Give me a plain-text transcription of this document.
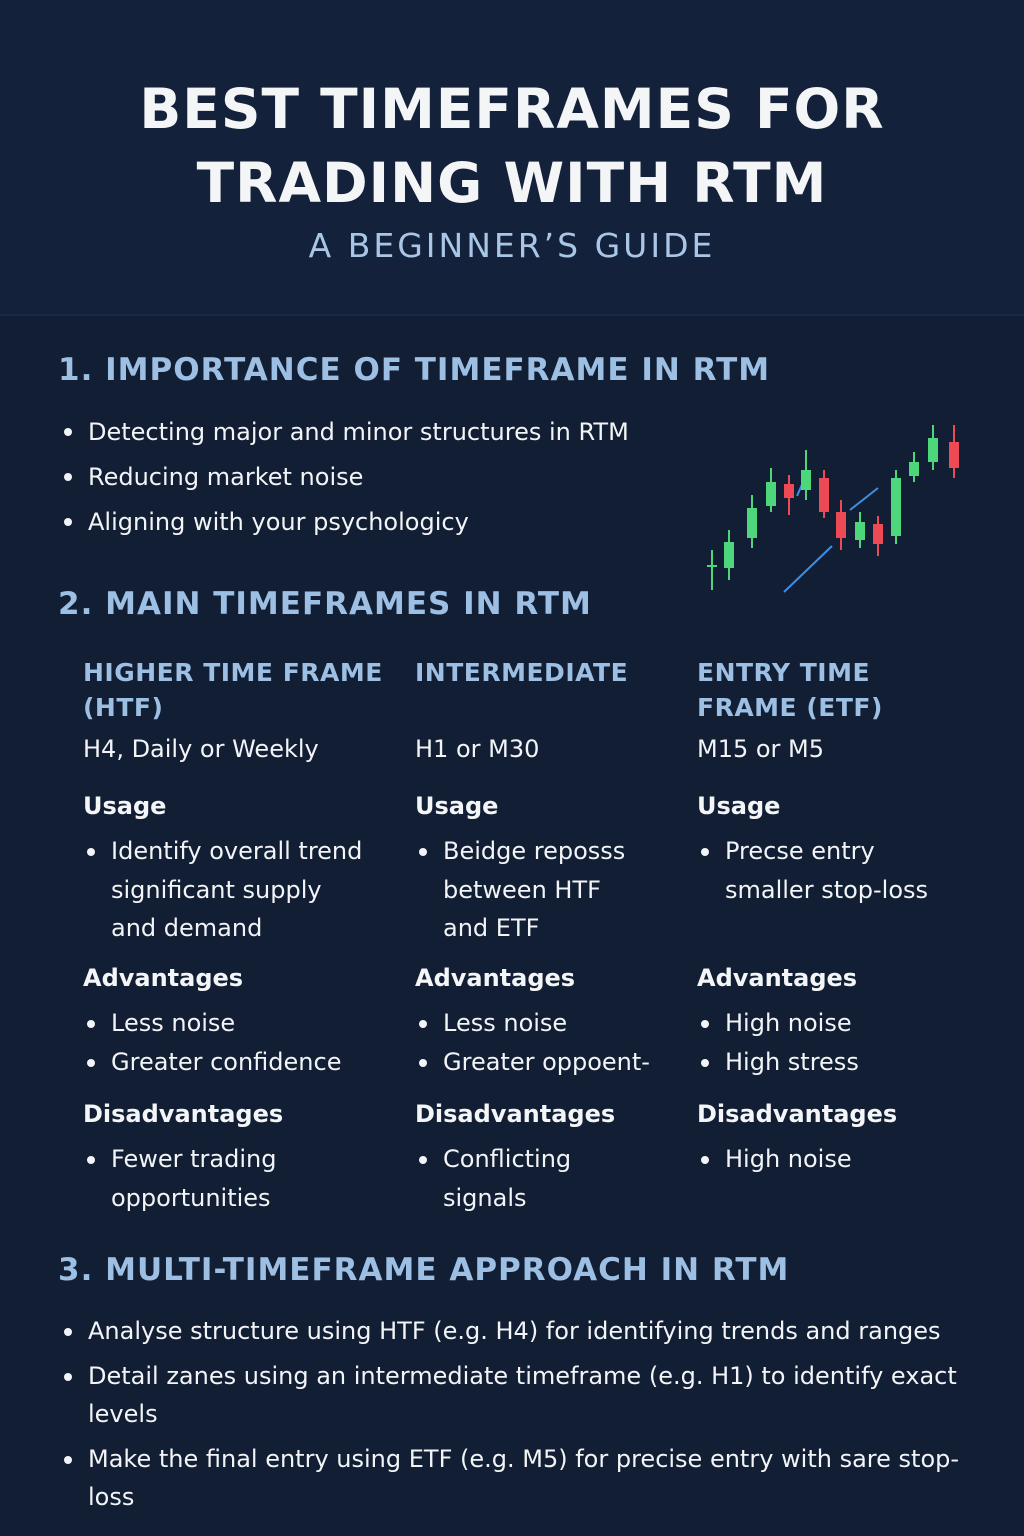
BEST TIMEFRAMES FOR
TRADING WITH RTM
A BEGINNER’S GUIDE
1. IMPORTANCE OF TIMEFRAME IN RTM
Detecting major and minor structures in RTM
Reducing market noise
Aligning with your psychologicy
2. MAIN TIMEFRAMES IN RTM
HIGHER TIME FRAME
(HTF)
H4, Daily or Weekly
Usage
Identify overall trend
significant supply
and demand
Advantages
Less noise
Greater confidence
Disadvantages
Fewer trading
opportunities
INTERMEDIATE
H1 or M30
Usage
Beidge reposss
between HTF
and ETF
Advantages
Less noise
Greater oppoent-
Disadvantages
Conflicting
signals
ENTRY TIME
FRAME (ETF)
M15 or M5
Usage
Precse entry
smaller stop-loss
Advantages
High noise
High stress
Disadvantages
High noise
3. MULTI-TIMEFRAME APPROACH IN RTM
Analyse structure using HTF (e.g. H4) for identifying trends and ranges
Detail zanes using an intermediate timeframe (e.g. H1) to identify exact levels
Make the final entry using ETF (e.g. M5) for precise entry with sare stop-loss
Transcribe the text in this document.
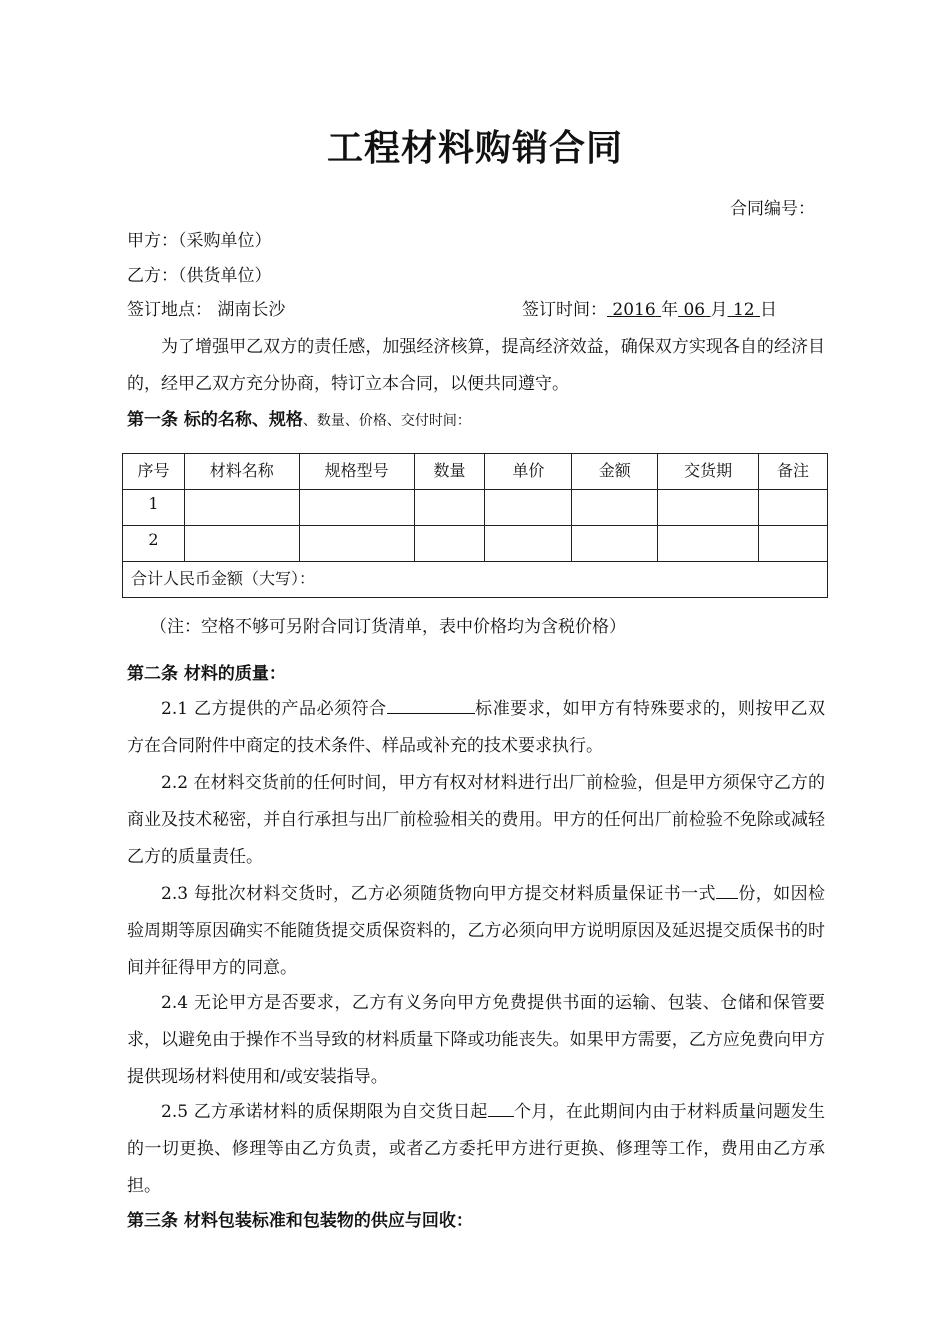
工程材料购销合同
合同编号：
甲方：（采购单位）
乙方：（供货单位）
签订地点： 湖南长沙	签订时间： 2016 年 06 月 12 日
为了增强甲乙双方的责任感，加强经济核算，提高经济效益，确保双方实现各自的经济目的，经甲乙双方充分协商，特订立本合同，以便共同遵守。
第一条 标的名称、规格、数量、价格、交付时间：
序号	材料名称	规格型号	数量	单价	金额	交货期	备注

1							

2							

合计人民币金额（大写）：							
（注：空格不够可另附合同订货清单，表中价格均为含税价格）
第二条 材料的质量：
2.1 乙方提供的产品必须符合	标准要求，如甲方有特殊要求的，则按甲乙双方在合同附件中商定的技术条件、样品或补充的技术要求执行。
2.2 在材料交货前的任何时间，甲方有权对材料进行出厂前检验，但是甲方须保守乙方的商业及技术秘密，并自行承担与出厂前检验相关的费用。甲方的任何出厂前检验不免除或减轻乙方的质量责任。
2.3 每批次材料交货时，乙方必须随货物向甲方提交材料质量保证书一式 份，如因检验周期等原因确实不能随货提交质保资料的，乙方必须向甲方说明原因及延迟提交质保书的时间并征得甲方的同意。
2.4 无论甲方是否要求，乙方有义务向甲方免费提供书面的运输、包装、仓储和保管要求，以避免由于操作不当导致的材料质量下降或功能丧失。如果甲方需要，乙方应免费向甲方提供现场材料使用和/或安装指导。
2.5 乙方承诺材料的质保期限为自交货日起 个月，在此期间内由于材料质量问题发生的一切更换、修理等由乙方负责，或者乙方委托甲方进行更换、修理等工作，费用由乙方承担。
第三条 材料包装标准和包装物的供应与回收：
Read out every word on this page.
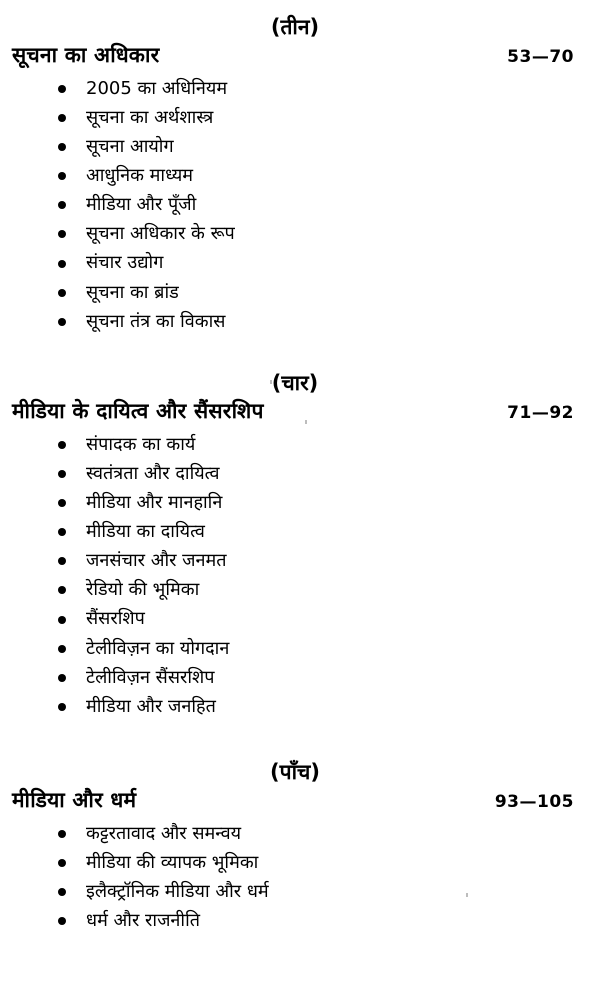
(तीन)
सूचना का अधिकार	53—70
2005 का अधिनियम
सूचना का अर्थशास्त्र
सूचना आयोग
आधुनिक माध्यम
मीडिया और पूँजी
सूचना अधिकार के रूप
संचार उद्योग
सूचना का ब्रांड
सूचना तंत्र का विकास
(चार)
मीडिया के दायित्व और सैंसरशिप	71—92
संपादक का कार्य
स्वतंत्रता और दायित्व
मीडिया और मानहानि
मीडिया का दायित्व
जनसंचार और जनमत
रेडियो की भूमिका
सैंसरशिप
टेलीविज़न का योगदान
टेलीविज़न सैंसरशिप
मीडिया और जनहित
(पाँच)
मीडिया और धर्म	93—105
कट्टरतावाद और समन्वय
मीडिया की व्यापक भूमिका
इलैक्ट्रॉनिक मीडिया और धर्म
धर्म और राजनीति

▬▬▬▬▬▬▬▬▬▬

## Work required
Pictures don't belong in the copy. Transcribe every record exactly as it appears.

## Written solution
Give me a plain-text transcription of this document.
BEST TIMEFRAMES FOR
TRADING WITH RTM
A BEGINNER’S GUIDE
1. IMPORTANCE OF TIMEFRAME IN RTM
Detecting major and minor structures in RTM
Reducing market noise
Aligning with your psychologicy
2. MAIN TIMEFRAMES IN RTM
HIGHER TIME FRAME
(HTF)
H4, Daily or Weekly
Usage
Identify overall trend
significant supply
and demand
Advantages
Less noise
Greater confidence
Disadvantages
Fewer trading
opportunities
INTERMEDIATE
H1 or M30
Usage
Beidge reposss
between HTF
and ETF
Advantages
Less noise
Greater oppoent-
Disadvantages
Conflicting
signals
ENTRY TIME
FRAME (ETF)
M15 or M5
Usage
Precse entry
smaller stop-loss
Advantages
High noise
High stress
Disadvantages
High noise
3. MULTI-TIMEFRAME APPROACH IN RTM
Analyse structure using HTF (e.g. H4) for identifying trends and ranges
Detail zanes using an intermediate timeframe (e.g. H1) to identify exact levels
Make the final entry using ETF (e.g. M5) for precise entry with sare stop-loss
Transcribe the text in this document.
工程材料购销合同
合同编号：
甲方：（采购单位）
乙方：（供货单位）
签订地点： 湖南长沙	签订时间： 2016 年 06 月 12 日
为了增强甲乙双方的责任感，加强经济核算，提高经济效益，确保双方实现各自的经济目的，经甲乙双方充分协商，特订立本合同，以便共同遵守。
第一条 标的名称、规格、数量、价格、交付时间：
序号	材料名称	规格型号	数量	单价	金额	交货期	备注

1							

2							

合计人民币金额（大写）：							
（注：空格不够可另附合同订货清单，表中价格均为含税价格）
第二条 材料的质量：
2.1 乙方提供的产品必须符合	标准要求，如甲方有特殊要求的，则按甲乙双方在合同附件中商定的技术条件、样品或补充的技术要求执行。
2.2 在材料交货前的任何时间，甲方有权对材料进行出厂前检验，但是甲方须保守乙方的商业及技术秘密，并自行承担与出厂前检验相关的费用。甲方的任何出厂前检验不免除或减轻乙方的质量责任。
2.3 每批次材料交货时，乙方必须随货物向甲方提交材料质量保证书一式 份，如因检验周期等原因确实不能随货提交质保资料的，乙方必须向甲方说明原因及延迟提交质保书的时间并征得甲方的同意。
2.4 无论甲方是否要求，乙方有义务向甲方免费提供书面的运输、包装、仓储和保管要求，以避免由于操作不当导致的材料质量下降或功能丧失。如果甲方需要，乙方应免费向甲方提供现场材料使用和/或安装指导。
2.5 乙方承诺材料的质保期限为自交货日起 个月，在此期间内由于材料质量问题发生的一切更换、修理等由乙方负责，或者乙方委托甲方进行更换、修理等工作，费用由乙方承担。
第三条 材料包装标准和包装物的供应与回收：
Read out every word on this page.
(तीन)
सूचना का अधिकार	53—70
2005 का अधिनियम
सूचना का अर्थशास्त्र
सूचना आयोग
आधुनिक माध्यम
मीडिया और पूँजी
सूचना अधिकार के रूप
संचार उद्योग
सूचना का ब्रांड
सूचना तंत्र का विकास
(चार)
मीडिया के दायित्व और सैंसरशिप	71—92
संपादक का कार्य
स्वतंत्रता और दायित्व
मीडिया और मानहानि
मीडिया का दायित्व
जनसंचार और जनमत
रेडियो की भूमिका
सैंसरशिप
टेलीविज़न का योगदान
टेलीविज़न सैंसरशिप
मीडिया और जनहित
(पाँच)
मीडिया और धर्म	93—105
कट्टरतावाद और समन्वय
मीडिया की व्यापक भूमिका
इलैक्ट्रॉनिक मीडिया और धर्म
धर्म और राजनीति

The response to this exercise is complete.